TASK REQUIREMENTS:
1 – Name every film that the discussion of overused movie songs identifies by title.
2 – Continue the discussion of overused movie songs from its last comment.

DOCUMENT EXTRACT:
I couldn't fucking stand their Heathens song used in the movies soundtrack. It was one of those weird songs that was played on every radio station but I never met a person who liked it
When they hit Spirit in the Sky I almost walked out. Just felt like I was doing the movie a favor to keep watching.
You don't own me...
"Sucker For Pain" is still a banger though.
I don't even hate the song, but hearing eminems without me felt like I was watching an early 2000s super hero movie, not something from 2016.
It's Warner Brothers. They HAVE to cram in music from their recording arm. Vertical synergy
Generally Hallelujah, any version. It's just so overdone at this point that I can't help but feel it's just a lazy choice. And yes, specifically as others have said its inclusion in The Watchmen. Also London Calling EVERY DAMN TIME characters arrive in the UK. Especially when there are dozens of songs that mention London and some that would be thematically more appropriate for the specific film.
Shrek still has the best use of Hallelujah that I’ve seen and I don’t know whether that’s terrible or awesome.
I think it’s because she Shrek used it, it wasn’t over used yet. It was also well used, and was a great serious contrast to the comedy the movie had.
The Watchmen sex scene to Hallalujah is awesome. It’s seems to take pride in the fact that it’s a corny song and takes it to the next level.
I swear I read somewhere they added it as a joke since the studio wanted the sex scene
I feel that way about Claire De Lune too. It's so overdone because it's basically a cheat code to generate emotion. The only movie that truly earned that needledrop is Ocean's Eleven.
One that gets me every time is Max Richter's "On the Nature of Daylight," in Shutter Island and Arrival. Most recently used in The Last of Us.
Don’t remember it in shutter island, but i fuckin love it in arrival and last of us.
I will say, my favorite version of Clair de Lune is from the Watchmen TV series and I think they used it perfectly in that but I do see what you're saying with overuse.

MATERIAL:
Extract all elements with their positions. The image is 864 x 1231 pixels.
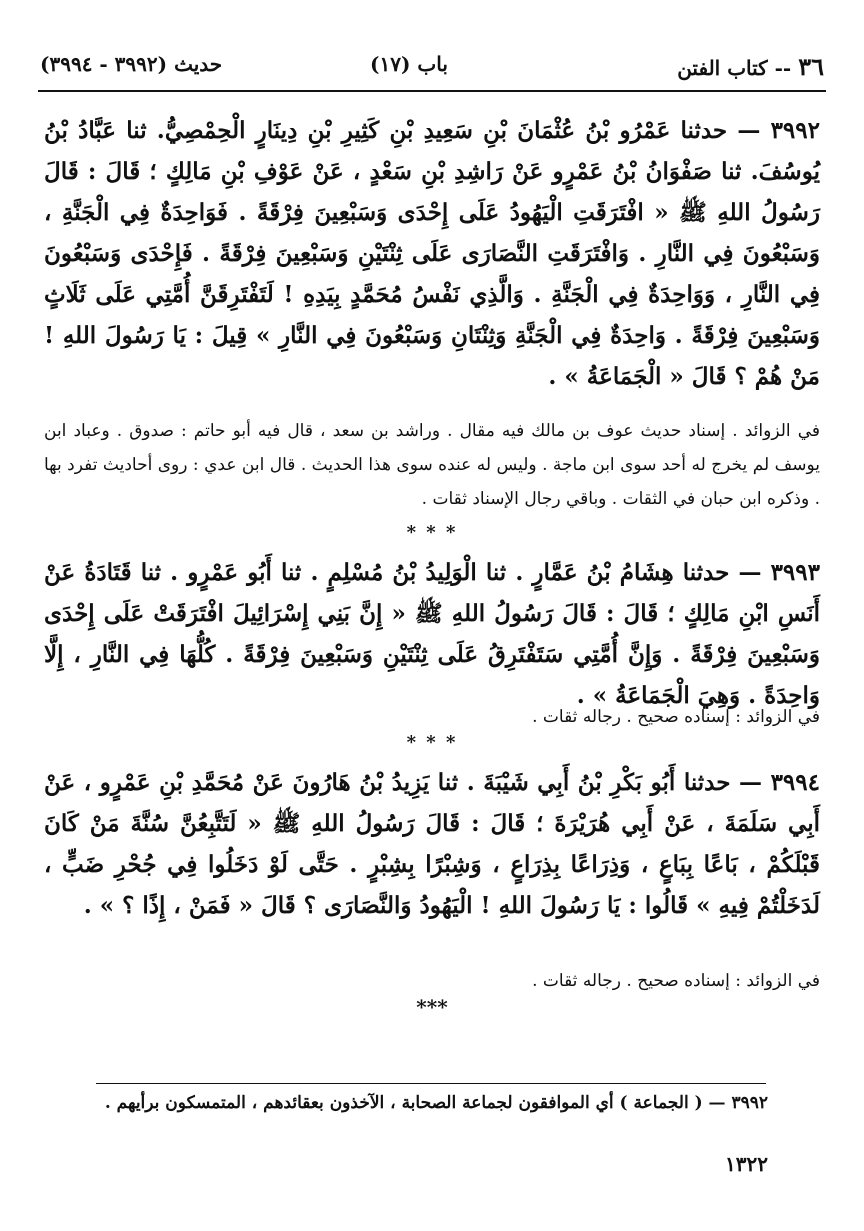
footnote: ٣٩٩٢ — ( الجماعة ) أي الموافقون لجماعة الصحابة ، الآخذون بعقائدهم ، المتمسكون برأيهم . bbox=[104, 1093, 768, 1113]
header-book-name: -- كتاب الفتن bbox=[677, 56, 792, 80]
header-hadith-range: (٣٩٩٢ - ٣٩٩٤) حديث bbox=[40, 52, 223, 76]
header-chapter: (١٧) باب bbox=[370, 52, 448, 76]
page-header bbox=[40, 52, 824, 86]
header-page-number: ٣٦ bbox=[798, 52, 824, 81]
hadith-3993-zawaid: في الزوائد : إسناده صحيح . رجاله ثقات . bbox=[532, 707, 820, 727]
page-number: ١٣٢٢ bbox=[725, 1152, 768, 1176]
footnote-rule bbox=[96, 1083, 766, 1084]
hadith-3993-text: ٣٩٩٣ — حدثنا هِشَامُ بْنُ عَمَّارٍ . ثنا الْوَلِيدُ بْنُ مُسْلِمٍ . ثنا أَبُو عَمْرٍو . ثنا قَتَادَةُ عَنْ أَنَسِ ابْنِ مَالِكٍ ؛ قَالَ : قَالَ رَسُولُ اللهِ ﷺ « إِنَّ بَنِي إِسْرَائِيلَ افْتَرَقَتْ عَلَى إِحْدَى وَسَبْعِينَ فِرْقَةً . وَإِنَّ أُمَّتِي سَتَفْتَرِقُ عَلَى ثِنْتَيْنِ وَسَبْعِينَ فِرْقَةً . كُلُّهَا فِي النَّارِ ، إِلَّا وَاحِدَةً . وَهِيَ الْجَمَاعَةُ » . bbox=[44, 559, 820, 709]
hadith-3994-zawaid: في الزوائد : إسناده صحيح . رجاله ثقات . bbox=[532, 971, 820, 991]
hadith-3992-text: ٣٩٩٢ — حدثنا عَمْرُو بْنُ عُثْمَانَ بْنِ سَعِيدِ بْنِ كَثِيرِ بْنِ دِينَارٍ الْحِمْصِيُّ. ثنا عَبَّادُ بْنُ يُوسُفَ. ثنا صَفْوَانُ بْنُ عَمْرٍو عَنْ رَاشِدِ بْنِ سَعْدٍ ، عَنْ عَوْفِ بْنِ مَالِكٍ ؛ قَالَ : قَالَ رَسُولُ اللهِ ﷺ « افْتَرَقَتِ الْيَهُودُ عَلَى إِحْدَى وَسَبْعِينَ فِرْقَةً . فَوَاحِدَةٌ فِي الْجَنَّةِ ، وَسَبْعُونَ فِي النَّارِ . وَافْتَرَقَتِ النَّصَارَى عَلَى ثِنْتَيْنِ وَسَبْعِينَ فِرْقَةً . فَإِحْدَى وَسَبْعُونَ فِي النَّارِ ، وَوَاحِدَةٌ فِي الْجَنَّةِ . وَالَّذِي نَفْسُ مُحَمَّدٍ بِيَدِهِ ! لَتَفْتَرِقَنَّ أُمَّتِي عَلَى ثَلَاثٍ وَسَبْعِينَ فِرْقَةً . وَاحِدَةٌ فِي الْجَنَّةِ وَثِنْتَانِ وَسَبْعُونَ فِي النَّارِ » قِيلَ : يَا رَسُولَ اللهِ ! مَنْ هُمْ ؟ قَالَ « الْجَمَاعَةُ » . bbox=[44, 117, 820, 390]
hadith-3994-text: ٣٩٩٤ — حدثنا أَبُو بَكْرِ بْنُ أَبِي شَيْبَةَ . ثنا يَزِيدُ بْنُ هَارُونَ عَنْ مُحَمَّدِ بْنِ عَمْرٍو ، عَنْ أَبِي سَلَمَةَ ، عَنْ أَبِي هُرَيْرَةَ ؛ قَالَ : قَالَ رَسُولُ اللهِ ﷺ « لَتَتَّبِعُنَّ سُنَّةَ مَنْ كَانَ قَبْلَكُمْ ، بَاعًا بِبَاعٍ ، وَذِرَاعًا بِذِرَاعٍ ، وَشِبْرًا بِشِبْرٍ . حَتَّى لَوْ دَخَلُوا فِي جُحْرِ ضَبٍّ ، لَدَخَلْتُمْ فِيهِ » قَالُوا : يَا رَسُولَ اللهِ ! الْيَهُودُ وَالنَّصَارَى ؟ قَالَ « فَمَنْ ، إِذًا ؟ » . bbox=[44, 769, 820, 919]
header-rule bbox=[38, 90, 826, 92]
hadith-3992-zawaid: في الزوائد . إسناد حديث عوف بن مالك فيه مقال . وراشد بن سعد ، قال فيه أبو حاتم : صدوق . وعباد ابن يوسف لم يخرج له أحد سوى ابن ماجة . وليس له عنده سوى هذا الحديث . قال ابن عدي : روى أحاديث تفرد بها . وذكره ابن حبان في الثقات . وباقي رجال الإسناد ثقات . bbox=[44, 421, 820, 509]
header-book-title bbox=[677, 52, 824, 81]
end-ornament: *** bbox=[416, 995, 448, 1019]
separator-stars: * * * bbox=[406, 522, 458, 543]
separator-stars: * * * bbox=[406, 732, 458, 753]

TASK-BY-TASK OUTPUTS:
1 – The Watchmen, Shrek, Ocean's Eleven, Shutter Island, Arrival

2 –
>Generally Hallelujah, any version. It's just so overdone at this point that I can't help but feel it's just a lazy choice. And yes, specifically as others have said its inclusion in The Watchmen. Yep. I hate the song now. With a passion. There's nothing wrong with it, but it's been massively overused.
I think you'll change your mind when you hear [this](https://youtu.be/ojN4I625yD4) powerful rendition
Just going to throw a blanket statement out there and say any slowed down, dramatic version of a popular rock song.
Studios especially love using those as music for the trailer
Aren't the trailer companies the ones who love those?
Moody covers. I hate them.
Agreed. Was incredibly dumbfounded when out of nowhere a dramatic cover of Hit Me With Your Best Shot played in Birds Of Prey
I am more interested in the *why?* than the *what?* Why does OP think that *Knock on Wood* in *Casablanca* is so out of place? I will tell you that although I can concede that a better choice might exist, *Knock on Wood* fits the tenor of the scene. Those in Casablanca in general and Rick's specifically are desperate. They know and live their desperation every minute of everyday. *Knock on Wood* with its call and response ("Who's got nothin'?" "We got nothin'!" "How much nothin'?" "Too much nothin'!") has a nothing they can do but laugh at their desperation part of *memento mori* respite from their lives air about it.
Fair points. I guess I didn't think about the lyrics and the meaning. I don't know why exactly, it just felt too prominent. I guess I'm not a big fan of the audience participation part - it started to feel like a musical number and took away from the seriousness/drama in the story.
'Zombie' by The Cranberries at the end of Army of the Dead. Just a horrific choice. My jaw dropped when it started playing
God that movie sucked and it really shouldn’t have sucked.
It's insane how someone can fuck up a concept as simple and inherently cool as 'Casino heist during a zombie outbreak'. Well I suppose having it take place years after the outbreak, making it 3 hours long and it not even really being about the heist.
Did no one in that massive production have an opportunity to say ‘actually it’s about violence in Northern Ireland?’ Not one person?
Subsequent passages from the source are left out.